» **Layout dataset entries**
— BEGIN —

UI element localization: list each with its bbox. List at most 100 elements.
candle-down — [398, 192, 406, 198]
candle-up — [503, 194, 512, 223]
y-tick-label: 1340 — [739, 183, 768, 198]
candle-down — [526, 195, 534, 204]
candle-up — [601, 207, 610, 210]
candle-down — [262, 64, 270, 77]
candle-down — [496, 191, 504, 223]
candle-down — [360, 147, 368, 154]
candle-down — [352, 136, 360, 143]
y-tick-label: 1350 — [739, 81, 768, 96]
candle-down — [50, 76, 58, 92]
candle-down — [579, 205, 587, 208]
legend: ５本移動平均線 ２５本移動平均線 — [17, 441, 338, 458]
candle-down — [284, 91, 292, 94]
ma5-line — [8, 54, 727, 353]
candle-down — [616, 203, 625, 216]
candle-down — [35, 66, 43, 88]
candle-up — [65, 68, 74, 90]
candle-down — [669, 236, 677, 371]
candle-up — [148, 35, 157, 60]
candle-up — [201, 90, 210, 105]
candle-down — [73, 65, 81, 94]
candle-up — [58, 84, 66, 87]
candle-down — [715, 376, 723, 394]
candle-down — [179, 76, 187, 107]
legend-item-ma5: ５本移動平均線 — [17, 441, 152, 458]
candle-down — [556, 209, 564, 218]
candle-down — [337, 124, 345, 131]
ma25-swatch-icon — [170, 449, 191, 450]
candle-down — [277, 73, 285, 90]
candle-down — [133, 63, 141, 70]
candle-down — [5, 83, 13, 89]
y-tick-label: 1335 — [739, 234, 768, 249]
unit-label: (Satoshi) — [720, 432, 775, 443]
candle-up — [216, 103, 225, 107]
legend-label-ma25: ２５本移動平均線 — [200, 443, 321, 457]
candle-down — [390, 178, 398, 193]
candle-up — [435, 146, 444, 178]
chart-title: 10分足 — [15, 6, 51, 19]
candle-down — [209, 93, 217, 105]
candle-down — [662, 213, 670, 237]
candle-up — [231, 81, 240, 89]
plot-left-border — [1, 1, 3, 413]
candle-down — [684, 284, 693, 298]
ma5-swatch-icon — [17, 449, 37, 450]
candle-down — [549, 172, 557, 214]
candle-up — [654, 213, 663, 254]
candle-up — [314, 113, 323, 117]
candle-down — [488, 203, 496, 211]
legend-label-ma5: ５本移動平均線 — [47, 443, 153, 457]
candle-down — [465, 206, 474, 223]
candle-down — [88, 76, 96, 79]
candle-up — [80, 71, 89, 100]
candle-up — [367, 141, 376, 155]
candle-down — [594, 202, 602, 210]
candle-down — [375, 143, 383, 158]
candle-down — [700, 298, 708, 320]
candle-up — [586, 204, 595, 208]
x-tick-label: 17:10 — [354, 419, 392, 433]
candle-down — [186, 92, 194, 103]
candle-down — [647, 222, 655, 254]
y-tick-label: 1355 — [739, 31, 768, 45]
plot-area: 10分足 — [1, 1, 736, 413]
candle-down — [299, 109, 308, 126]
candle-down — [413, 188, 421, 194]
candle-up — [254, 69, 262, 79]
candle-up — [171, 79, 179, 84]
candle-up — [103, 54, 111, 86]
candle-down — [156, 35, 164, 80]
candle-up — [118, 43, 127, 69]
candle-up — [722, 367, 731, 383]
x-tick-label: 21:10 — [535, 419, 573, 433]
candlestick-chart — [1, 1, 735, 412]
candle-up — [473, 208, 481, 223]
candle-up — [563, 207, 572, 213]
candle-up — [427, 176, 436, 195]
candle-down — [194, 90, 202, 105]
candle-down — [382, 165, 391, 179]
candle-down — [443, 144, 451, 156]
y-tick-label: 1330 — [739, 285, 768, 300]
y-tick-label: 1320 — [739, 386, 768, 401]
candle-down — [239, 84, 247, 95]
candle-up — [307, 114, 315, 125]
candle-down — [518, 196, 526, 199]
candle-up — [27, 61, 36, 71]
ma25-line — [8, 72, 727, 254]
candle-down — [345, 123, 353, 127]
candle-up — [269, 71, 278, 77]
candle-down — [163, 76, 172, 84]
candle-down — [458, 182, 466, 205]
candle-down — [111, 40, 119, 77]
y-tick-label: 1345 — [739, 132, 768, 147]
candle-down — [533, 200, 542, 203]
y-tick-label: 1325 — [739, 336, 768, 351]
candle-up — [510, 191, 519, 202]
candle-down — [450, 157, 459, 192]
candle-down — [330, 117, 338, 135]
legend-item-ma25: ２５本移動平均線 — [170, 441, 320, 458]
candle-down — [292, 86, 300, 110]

— END —

Can you print all of the lines above exactly as they appear?

» **COMPLETE OUTPUT**
UI element localization: list each with its bbox. List at most 100 elements.
candle-down — [398, 192, 406, 198]
candle-up — [503, 194, 512, 223]
y-tick-label: 1340 — [739, 183, 768, 198]
candle-down — [526, 195, 534, 204]
candle-up — [601, 207, 610, 210]
candle-down — [262, 64, 270, 77]
candle-down — [496, 191, 504, 223]
candle-down — [360, 147, 368, 154]
candle-down — [352, 136, 360, 143]
y-tick-label: 1350 — [739, 81, 768, 96]
candle-down — [50, 76, 58, 92]
candle-down — [579, 205, 587, 208]
legend: ５本移動平均線 ２５本移動平均線 — [17, 441, 338, 458]
candle-down — [284, 91, 292, 94]
ma5-line — [8, 54, 727, 353]
candle-down — [616, 203, 625, 216]
candle-down — [35, 66, 43, 88]
candle-up — [65, 68, 74, 90]
candle-down — [669, 236, 677, 371]
candle-up — [148, 35, 157, 60]
candle-up — [201, 90, 210, 105]
candle-down — [73, 65, 81, 94]
candle-up — [58, 84, 66, 87]
candle-down — [715, 376, 723, 394]
candle-down — [179, 76, 187, 107]
legend-item-ma5: ５本移動平均線 — [17, 441, 152, 458]
candle-down — [556, 209, 564, 218]
candle-down — [337, 124, 345, 131]
ma25-swatch-icon — [170, 449, 191, 450]
candle-down — [277, 73, 285, 90]
candle-down — [133, 63, 141, 70]
candle-down — [5, 83, 13, 89]
y-tick-label: 1335 — [739, 234, 768, 249]
unit-label: (Satoshi) — [720, 432, 775, 443]
candle-up — [216, 103, 225, 107]
legend-label-ma25: ２５本移動平均線 — [200, 443, 321, 457]
candle-down — [390, 178, 398, 193]
candle-up — [435, 146, 444, 178]
chart-title: 10分足 — [15, 6, 51, 19]
candle-down — [209, 93, 217, 105]
candle-down — [662, 213, 670, 237]
candle-up — [231, 81, 240, 89]
plot-left-border — [1, 1, 3, 413]
candle-down — [684, 284, 693, 298]
ma5-swatch-icon — [17, 449, 37, 450]
candle-down — [549, 172, 557, 214]
candle-up — [654, 213, 663, 254]
candle-up — [314, 113, 323, 117]
candle-down — [488, 203, 496, 211]
legend-label-ma5: ５本移動平均線 — [47, 443, 153, 457]
candle-down — [465, 206, 474, 223]
candle-down — [88, 76, 96, 79]
candle-up — [80, 71, 89, 100]
candle-up — [367, 141, 376, 155]
candle-down — [594, 202, 602, 210]
candle-down — [375, 143, 383, 158]
candle-down — [700, 298, 708, 320]
candle-up — [586, 204, 595, 208]
x-tick-label: 17:10 — [354, 419, 392, 433]
candle-down — [186, 92, 194, 103]
candle-down — [647, 222, 655, 254]
y-tick-label: 1355 — [739, 31, 768, 45]
plot-area: 10分足 — [1, 1, 736, 413]
candle-down — [299, 109, 308, 126]
candle-down — [413, 188, 421, 194]
candle-up — [254, 69, 262, 79]
candle-up — [171, 79, 179, 84]
candle-up — [103, 54, 111, 86]
candle-down — [156, 35, 164, 80]
candle-up — [118, 43, 127, 69]
candle-up — [722, 367, 731, 383]
x-tick-label: 21:10 — [535, 419, 573, 433]
candlestick-chart — [1, 1, 735, 412]
candle-up — [473, 208, 481, 223]
candle-up — [563, 207, 572, 213]
candle-up — [427, 176, 436, 195]
candle-down — [194, 90, 202, 105]
candle-down — [382, 165, 391, 179]
candle-down — [443, 144, 451, 156]
y-tick-label: 1330 — [739, 285, 768, 300]
y-tick-label: 1320 — [739, 386, 768, 401]
candle-down — [239, 84, 247, 95]
candle-up — [307, 114, 315, 125]
candle-down — [518, 196, 526, 199]
candle-up — [27, 61, 36, 71]
ma25-line — [8, 72, 727, 254]
candle-down — [345, 123, 353, 127]
candle-up — [269, 71, 278, 77]
candle-down — [163, 76, 172, 84]
candle-down — [458, 182, 466, 205]
candle-down — [111, 40, 119, 77]
y-tick-label: 1345 — [739, 132, 768, 147]
candle-down — [533, 200, 542, 203]
y-tick-label: 1325 — [739, 336, 768, 351]
candle-up — [510, 191, 519, 202]
candle-down — [450, 157, 459, 192]
candle-down — [330, 117, 338, 135]
legend-item-ma25: ２５本移動平均線 — [170, 441, 320, 458]
candle-down — [292, 86, 300, 110]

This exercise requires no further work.